DATA ROWS:
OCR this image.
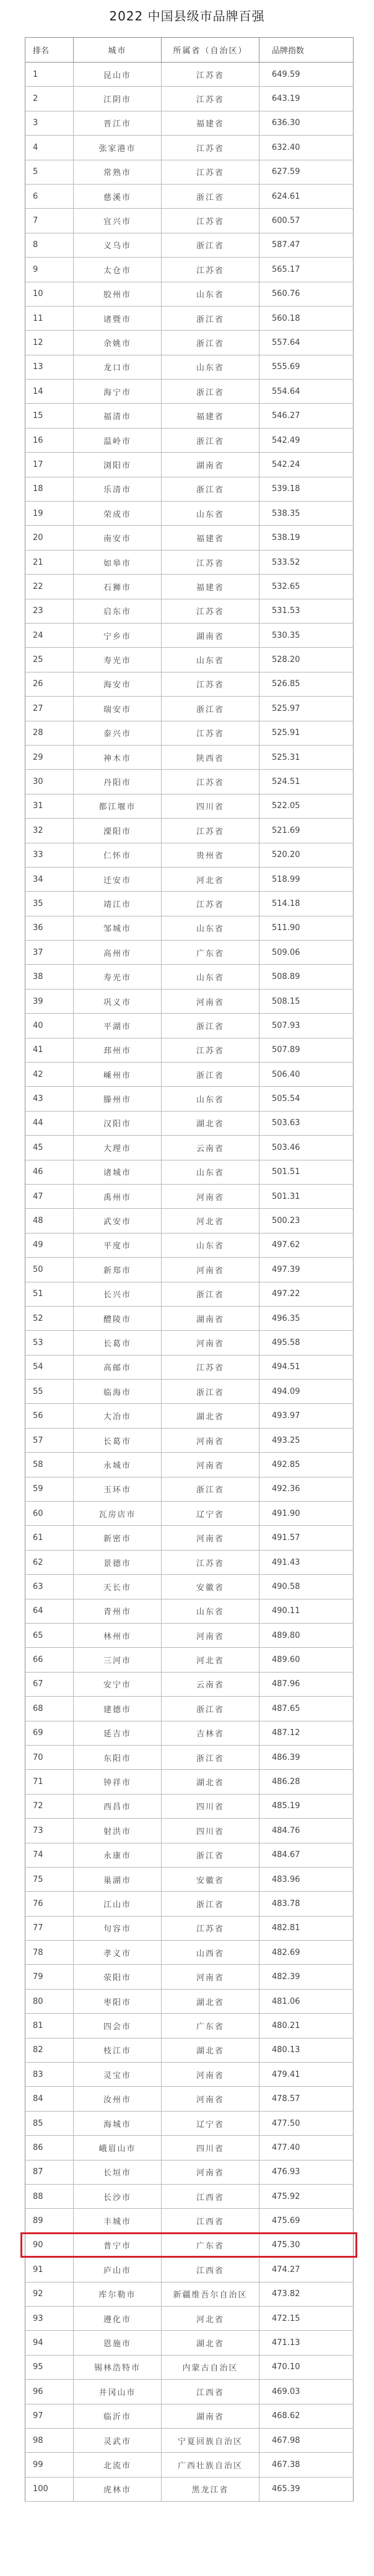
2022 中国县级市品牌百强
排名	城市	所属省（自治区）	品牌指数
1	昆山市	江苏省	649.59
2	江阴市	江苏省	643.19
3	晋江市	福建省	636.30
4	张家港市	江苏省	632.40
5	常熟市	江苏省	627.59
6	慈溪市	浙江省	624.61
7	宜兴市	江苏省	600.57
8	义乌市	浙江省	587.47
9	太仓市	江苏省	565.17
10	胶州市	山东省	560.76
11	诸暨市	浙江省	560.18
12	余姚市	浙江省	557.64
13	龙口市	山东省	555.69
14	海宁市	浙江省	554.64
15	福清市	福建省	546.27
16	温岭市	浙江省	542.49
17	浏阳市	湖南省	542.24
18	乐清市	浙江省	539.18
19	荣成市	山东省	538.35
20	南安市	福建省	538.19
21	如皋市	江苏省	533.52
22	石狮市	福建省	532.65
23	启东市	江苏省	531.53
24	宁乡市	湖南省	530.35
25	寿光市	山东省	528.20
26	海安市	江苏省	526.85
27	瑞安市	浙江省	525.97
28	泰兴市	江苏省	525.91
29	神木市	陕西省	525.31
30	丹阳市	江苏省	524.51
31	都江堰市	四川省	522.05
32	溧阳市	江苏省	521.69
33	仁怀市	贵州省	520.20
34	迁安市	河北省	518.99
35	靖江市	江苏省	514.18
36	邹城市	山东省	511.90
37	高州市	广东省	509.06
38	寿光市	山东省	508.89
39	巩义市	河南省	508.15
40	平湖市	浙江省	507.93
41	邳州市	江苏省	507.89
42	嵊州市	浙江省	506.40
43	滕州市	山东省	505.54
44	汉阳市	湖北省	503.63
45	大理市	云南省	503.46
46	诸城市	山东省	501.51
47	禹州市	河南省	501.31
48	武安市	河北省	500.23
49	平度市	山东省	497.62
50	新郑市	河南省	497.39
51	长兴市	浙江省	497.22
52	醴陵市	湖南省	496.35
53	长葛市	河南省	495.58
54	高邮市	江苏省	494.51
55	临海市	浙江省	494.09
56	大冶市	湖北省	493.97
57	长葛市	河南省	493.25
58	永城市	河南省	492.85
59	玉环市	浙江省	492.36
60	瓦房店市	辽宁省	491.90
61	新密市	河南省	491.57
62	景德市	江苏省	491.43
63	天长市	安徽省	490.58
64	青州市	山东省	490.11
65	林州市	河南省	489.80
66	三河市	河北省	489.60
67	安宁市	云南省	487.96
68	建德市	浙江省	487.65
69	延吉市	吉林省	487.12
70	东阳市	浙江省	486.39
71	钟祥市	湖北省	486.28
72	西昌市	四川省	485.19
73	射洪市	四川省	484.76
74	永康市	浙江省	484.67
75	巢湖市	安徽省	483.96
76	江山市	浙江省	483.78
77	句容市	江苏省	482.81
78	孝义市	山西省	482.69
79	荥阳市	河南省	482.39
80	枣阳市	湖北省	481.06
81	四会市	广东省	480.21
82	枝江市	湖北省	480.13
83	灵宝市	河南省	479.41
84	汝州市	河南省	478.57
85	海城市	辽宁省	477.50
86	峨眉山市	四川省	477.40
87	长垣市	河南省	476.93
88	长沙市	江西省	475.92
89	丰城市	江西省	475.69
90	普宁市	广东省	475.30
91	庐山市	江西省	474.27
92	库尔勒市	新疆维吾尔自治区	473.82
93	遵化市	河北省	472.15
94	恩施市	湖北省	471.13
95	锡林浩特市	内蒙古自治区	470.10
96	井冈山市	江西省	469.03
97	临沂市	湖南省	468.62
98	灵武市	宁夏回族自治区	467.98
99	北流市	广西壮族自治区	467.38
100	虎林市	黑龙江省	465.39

DIRECTION:
The data should be printed again unchanged; leave its pictures out.

PROBLEM SOLUTION:
OCR this image.
2022 中国县级市品牌百强
排名	城市	所属省（自治区）	品牌指数
1	昆山市	江苏省	649.59
2	江阴市	江苏省	643.19
3	晋江市	福建省	636.30
4	张家港市	江苏省	632.40
5	常熟市	江苏省	627.59
6	慈溪市	浙江省	624.61
7	宜兴市	江苏省	600.57
8	义乌市	浙江省	587.47
9	太仓市	江苏省	565.17
10	胶州市	山东省	560.76
11	诸暨市	浙江省	560.18
12	余姚市	浙江省	557.64
13	龙口市	山东省	555.69
14	海宁市	浙江省	554.64
15	福清市	福建省	546.27
16	温岭市	浙江省	542.49
17	浏阳市	湖南省	542.24
18	乐清市	浙江省	539.18
19	荣成市	山东省	538.35
20	南安市	福建省	538.19
21	如皋市	江苏省	533.52
22	石狮市	福建省	532.65
23	启东市	江苏省	531.53
24	宁乡市	湖南省	530.35
25	寿光市	山东省	528.20
26	海安市	江苏省	526.85
27	瑞安市	浙江省	525.97
28	泰兴市	江苏省	525.91
29	神木市	陕西省	525.31
30	丹阳市	江苏省	524.51
31	都江堰市	四川省	522.05
32	溧阳市	江苏省	521.69
33	仁怀市	贵州省	520.20
34	迁安市	河北省	518.99
35	靖江市	江苏省	514.18
36	邹城市	山东省	511.90
37	高州市	广东省	509.06
38	寿光市	山东省	508.89
39	巩义市	河南省	508.15
40	平湖市	浙江省	507.93
41	邳州市	江苏省	507.89
42	嵊州市	浙江省	506.40
43	滕州市	山东省	505.54
44	汉阳市	湖北省	503.63
45	大理市	云南省	503.46
46	诸城市	山东省	501.51
47	禹州市	河南省	501.31
48	武安市	河北省	500.23
49	平度市	山东省	497.62
50	新郑市	河南省	497.39
51	长兴市	浙江省	497.22
52	醴陵市	湖南省	496.35
53	长葛市	河南省	495.58
54	高邮市	江苏省	494.51
55	临海市	浙江省	494.09
56	大冶市	湖北省	493.97
57	长葛市	河南省	493.25
58	永城市	河南省	492.85
59	玉环市	浙江省	492.36
60	瓦房店市	辽宁省	491.90
61	新密市	河南省	491.57
62	景德市	江苏省	491.43
63	天长市	安徽省	490.58
64	青州市	山东省	490.11
65	林州市	河南省	489.80
66	三河市	河北省	489.60
67	安宁市	云南省	487.96
68	建德市	浙江省	487.65
69	延吉市	吉林省	487.12
70	东阳市	浙江省	486.39
71	钟祥市	湖北省	486.28
72	西昌市	四川省	485.19
73	射洪市	四川省	484.76
74	永康市	浙江省	484.67
75	巢湖市	安徽省	483.96
76	江山市	浙江省	483.78
77	句容市	江苏省	482.81
78	孝义市	山西省	482.69
79	荥阳市	河南省	482.39
80	枣阳市	湖北省	481.06
81	四会市	广东省	480.21
82	枝江市	湖北省	480.13
83	灵宝市	河南省	479.41
84	汝州市	河南省	478.57
85	海城市	辽宁省	477.50
86	峨眉山市	四川省	477.40
87	长垣市	河南省	476.93
88	长沙市	江西省	475.92
89	丰城市	江西省	475.69
90	普宁市	广东省	475.30
91	庐山市	江西省	474.27
92	库尔勒市	新疆维吾尔自治区	473.82
93	遵化市	河北省	472.15
94	恩施市	湖北省	471.13
95	锡林浩特市	内蒙古自治区	470.10
96	井冈山市	江西省	469.03
97	临沂市	湖南省	468.62
98	灵武市	宁夏回族自治区	467.98
99	北流市	广西壮族自治区	467.38
100	虎林市	黑龙江省	465.39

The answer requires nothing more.